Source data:
— BEGIN —

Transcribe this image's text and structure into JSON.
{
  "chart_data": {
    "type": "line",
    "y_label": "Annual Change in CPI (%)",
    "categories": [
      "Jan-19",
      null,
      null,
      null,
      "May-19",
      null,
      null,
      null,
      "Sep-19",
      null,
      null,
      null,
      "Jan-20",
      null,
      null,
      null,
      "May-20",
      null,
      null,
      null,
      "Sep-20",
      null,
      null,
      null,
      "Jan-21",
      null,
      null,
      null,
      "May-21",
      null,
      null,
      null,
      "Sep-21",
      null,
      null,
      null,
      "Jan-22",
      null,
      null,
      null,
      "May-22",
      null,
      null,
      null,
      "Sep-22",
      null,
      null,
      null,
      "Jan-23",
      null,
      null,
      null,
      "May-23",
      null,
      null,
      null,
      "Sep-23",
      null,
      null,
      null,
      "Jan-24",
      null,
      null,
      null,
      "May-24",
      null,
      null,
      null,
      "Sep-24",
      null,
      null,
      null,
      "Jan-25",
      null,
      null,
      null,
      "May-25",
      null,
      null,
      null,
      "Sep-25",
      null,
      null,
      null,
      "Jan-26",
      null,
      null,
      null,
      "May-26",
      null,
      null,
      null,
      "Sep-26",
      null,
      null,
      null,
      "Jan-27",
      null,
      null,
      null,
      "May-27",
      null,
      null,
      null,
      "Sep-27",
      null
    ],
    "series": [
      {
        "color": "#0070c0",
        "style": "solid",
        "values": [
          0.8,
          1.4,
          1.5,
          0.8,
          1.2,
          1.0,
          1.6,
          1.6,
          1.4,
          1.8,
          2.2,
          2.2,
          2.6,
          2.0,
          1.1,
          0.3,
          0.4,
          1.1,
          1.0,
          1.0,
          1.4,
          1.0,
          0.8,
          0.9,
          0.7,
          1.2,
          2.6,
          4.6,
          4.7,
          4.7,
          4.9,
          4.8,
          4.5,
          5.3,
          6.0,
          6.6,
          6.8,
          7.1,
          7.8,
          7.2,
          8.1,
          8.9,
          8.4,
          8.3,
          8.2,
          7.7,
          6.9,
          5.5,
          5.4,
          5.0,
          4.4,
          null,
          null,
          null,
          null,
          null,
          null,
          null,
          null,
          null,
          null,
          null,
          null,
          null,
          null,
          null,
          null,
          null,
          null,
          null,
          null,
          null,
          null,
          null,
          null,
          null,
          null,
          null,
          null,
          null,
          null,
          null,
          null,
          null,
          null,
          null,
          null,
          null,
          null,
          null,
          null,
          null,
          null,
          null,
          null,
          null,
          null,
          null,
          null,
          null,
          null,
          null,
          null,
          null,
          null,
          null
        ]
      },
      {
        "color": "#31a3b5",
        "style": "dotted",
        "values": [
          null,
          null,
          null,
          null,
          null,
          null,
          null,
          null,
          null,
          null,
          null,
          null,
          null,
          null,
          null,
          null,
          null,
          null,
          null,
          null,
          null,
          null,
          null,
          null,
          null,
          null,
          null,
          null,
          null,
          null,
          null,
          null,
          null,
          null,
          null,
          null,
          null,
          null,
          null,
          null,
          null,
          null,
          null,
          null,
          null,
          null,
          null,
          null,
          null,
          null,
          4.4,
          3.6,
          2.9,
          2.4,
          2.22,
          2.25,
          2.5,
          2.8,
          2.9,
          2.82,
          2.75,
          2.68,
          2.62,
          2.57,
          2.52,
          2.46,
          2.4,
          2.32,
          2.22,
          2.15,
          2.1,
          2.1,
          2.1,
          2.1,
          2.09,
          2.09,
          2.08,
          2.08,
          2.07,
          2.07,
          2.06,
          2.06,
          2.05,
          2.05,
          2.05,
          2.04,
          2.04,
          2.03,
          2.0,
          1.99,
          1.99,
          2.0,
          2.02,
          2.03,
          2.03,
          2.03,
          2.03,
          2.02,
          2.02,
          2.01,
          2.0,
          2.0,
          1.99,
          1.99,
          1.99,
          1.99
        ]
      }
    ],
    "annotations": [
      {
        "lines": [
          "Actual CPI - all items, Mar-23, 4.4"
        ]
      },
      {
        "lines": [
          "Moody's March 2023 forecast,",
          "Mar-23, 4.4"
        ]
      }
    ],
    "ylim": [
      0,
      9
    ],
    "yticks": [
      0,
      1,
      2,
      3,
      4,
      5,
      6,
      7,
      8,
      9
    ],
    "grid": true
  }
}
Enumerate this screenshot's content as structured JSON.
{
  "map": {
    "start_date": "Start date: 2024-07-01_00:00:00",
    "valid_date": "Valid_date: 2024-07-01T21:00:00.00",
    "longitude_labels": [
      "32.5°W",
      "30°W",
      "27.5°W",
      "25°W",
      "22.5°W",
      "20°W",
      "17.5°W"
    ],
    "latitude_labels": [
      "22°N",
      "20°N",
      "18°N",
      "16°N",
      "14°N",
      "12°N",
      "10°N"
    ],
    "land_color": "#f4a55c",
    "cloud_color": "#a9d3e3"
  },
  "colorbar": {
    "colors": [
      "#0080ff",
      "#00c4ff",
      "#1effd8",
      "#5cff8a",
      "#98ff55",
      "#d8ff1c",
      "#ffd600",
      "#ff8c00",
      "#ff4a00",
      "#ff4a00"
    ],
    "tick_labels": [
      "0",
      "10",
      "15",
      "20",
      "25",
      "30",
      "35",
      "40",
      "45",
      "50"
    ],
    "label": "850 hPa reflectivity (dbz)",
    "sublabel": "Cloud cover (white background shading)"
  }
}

— END —

Find the word "JSON" in the material, then list each line that holds it.

PROBLEM SOLUTION:
Transcribe this image's text and structure into JSON.
Enumerate this screenshot's content as structured JSON.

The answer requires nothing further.